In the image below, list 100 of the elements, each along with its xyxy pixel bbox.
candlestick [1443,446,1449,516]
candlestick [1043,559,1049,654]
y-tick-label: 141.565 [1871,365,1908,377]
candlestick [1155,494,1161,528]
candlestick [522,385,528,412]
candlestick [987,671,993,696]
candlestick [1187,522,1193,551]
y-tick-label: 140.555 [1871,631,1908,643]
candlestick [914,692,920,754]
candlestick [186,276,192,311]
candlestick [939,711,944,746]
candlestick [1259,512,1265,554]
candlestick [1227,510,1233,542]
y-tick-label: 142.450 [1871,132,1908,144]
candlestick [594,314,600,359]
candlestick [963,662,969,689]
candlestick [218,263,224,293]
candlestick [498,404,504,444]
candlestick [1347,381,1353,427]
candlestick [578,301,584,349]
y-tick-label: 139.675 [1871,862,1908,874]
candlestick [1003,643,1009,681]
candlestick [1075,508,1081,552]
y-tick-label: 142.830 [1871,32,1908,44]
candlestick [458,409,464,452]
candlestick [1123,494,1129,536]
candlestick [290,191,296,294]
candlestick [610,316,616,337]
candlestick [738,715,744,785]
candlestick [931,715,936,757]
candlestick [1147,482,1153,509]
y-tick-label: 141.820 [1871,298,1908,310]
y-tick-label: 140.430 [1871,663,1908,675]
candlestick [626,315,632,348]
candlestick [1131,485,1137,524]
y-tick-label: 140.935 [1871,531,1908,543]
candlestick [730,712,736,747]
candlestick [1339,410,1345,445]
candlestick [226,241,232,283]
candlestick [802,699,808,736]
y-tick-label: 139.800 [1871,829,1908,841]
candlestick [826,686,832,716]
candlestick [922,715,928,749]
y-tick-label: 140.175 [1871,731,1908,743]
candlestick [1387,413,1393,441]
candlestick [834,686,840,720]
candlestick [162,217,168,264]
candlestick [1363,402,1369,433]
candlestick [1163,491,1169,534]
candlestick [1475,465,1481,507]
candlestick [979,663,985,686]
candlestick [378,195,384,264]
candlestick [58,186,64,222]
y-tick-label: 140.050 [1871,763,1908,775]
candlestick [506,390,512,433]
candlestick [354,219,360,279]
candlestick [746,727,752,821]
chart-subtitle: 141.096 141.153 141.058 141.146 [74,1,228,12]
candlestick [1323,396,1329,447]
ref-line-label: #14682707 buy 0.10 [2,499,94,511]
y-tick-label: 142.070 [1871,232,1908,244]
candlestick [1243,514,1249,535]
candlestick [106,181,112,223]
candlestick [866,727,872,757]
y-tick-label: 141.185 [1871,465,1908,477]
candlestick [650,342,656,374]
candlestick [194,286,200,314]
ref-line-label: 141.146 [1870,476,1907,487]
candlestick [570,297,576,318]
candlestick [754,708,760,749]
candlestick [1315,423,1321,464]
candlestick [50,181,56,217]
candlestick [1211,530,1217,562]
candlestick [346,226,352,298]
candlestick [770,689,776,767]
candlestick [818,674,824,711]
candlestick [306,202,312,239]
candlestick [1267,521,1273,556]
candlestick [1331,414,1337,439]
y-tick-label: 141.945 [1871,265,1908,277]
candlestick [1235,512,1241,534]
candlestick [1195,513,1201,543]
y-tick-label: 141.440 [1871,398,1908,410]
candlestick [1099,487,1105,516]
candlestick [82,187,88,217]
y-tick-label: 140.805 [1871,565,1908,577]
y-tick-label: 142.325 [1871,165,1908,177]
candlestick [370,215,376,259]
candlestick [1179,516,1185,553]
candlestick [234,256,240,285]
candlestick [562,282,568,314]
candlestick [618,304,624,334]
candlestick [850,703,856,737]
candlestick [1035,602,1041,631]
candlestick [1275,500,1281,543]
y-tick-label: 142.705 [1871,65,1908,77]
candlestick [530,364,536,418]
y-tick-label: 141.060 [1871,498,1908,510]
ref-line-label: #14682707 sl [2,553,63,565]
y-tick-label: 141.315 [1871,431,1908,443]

**WORK INSTRUCTIONS:** Reproduce every line of the listing above, character for character and in the same order.

**WRITTEN ANSWER:**
In the image below, list 100 of the elements, each along with its xyxy pixel bbox.
candlestick [1443,446,1449,516]
candlestick [1043,559,1049,654]
y-tick-label: 141.565 [1871,365,1908,377]
candlestick [1155,494,1161,528]
candlestick [522,385,528,412]
candlestick [987,671,993,696]
candlestick [1187,522,1193,551]
y-tick-label: 140.555 [1871,631,1908,643]
candlestick [914,692,920,754]
candlestick [186,276,192,311]
candlestick [939,711,944,746]
candlestick [1259,512,1265,554]
candlestick [1227,510,1233,542]
y-tick-label: 142.450 [1871,132,1908,144]
candlestick [594,314,600,359]
candlestick [963,662,969,689]
candlestick [218,263,224,293]
candlestick [498,404,504,444]
candlestick [1347,381,1353,427]
candlestick [578,301,584,349]
y-tick-label: 139.675 [1871,862,1908,874]
candlestick [1003,643,1009,681]
candlestick [1075,508,1081,552]
y-tick-label: 142.830 [1871,32,1908,44]
candlestick [458,409,464,452]
candlestick [1123,494,1129,536]
candlestick [290,191,296,294]
candlestick [610,316,616,337]
candlestick [738,715,744,785]
candlestick [931,715,936,757]
candlestick [1147,482,1153,509]
y-tick-label: 141.820 [1871,298,1908,310]
y-tick-label: 140.430 [1871,663,1908,675]
candlestick [626,315,632,348]
candlestick [1131,485,1137,524]
y-tick-label: 140.935 [1871,531,1908,543]
candlestick [730,712,736,747]
candlestick [1339,410,1345,445]
candlestick [226,241,232,283]
candlestick [802,699,808,736]
y-tick-label: 139.800 [1871,829,1908,841]
candlestick [826,686,832,716]
candlestick [922,715,928,749]
y-tick-label: 140.175 [1871,731,1908,743]
candlestick [1387,413,1393,441]
candlestick [834,686,840,720]
candlestick [162,217,168,264]
candlestick [1363,402,1369,433]
candlestick [1163,491,1169,534]
candlestick [1475,465,1481,507]
candlestick [979,663,985,686]
candlestick [378,195,384,264]
candlestick [58,186,64,222]
y-tick-label: 140.050 [1871,763,1908,775]
candlestick [506,390,512,433]
candlestick [354,219,360,279]
candlestick [746,727,752,821]
chart-subtitle: 141.096 141.153 141.058 141.146 [74,1,228,12]
candlestick [1323,396,1329,447]
ref-line-label: #14682707 buy 0.10 [2,499,94,511]
y-tick-label: 142.070 [1871,232,1908,244]
candlestick [1243,514,1249,535]
candlestick [106,181,112,223]
candlestick [866,727,872,757]
y-tick-label: 141.185 [1871,465,1908,477]
candlestick [650,342,656,374]
candlestick [194,286,200,314]
ref-line-label: 141.146 [1870,476,1907,487]
candlestick [570,297,576,318]
candlestick [754,708,760,749]
candlestick [1315,423,1321,464]
candlestick [50,181,56,217]
candlestick [1211,530,1217,562]
candlestick [346,226,352,298]
candlestick [770,689,776,767]
candlestick [818,674,824,711]
candlestick [306,202,312,239]
candlestick [1267,521,1273,556]
candlestick [1331,414,1337,439]
y-tick-label: 141.945 [1871,265,1908,277]
candlestick [1235,512,1241,534]
candlestick [1195,513,1201,543]
y-tick-label: 141.440 [1871,398,1908,410]
candlestick [1099,487,1105,516]
candlestick [82,187,88,217]
y-tick-label: 140.805 [1871,565,1908,577]
y-tick-label: 142.325 [1871,165,1908,177]
candlestick [370,215,376,259]
candlestick [1179,516,1185,553]
candlestick [234,256,240,285]
candlestick [562,282,568,314]
candlestick [618,304,624,334]
candlestick [850,703,856,737]
candlestick [1035,602,1041,631]
candlestick [1275,500,1281,543]
y-tick-label: 142.705 [1871,65,1908,77]
candlestick [530,364,536,418]
y-tick-label: 141.060 [1871,498,1908,510]
ref-line-label: #14682707 sl [2,553,63,565]
y-tick-label: 141.315 [1871,431,1908,443]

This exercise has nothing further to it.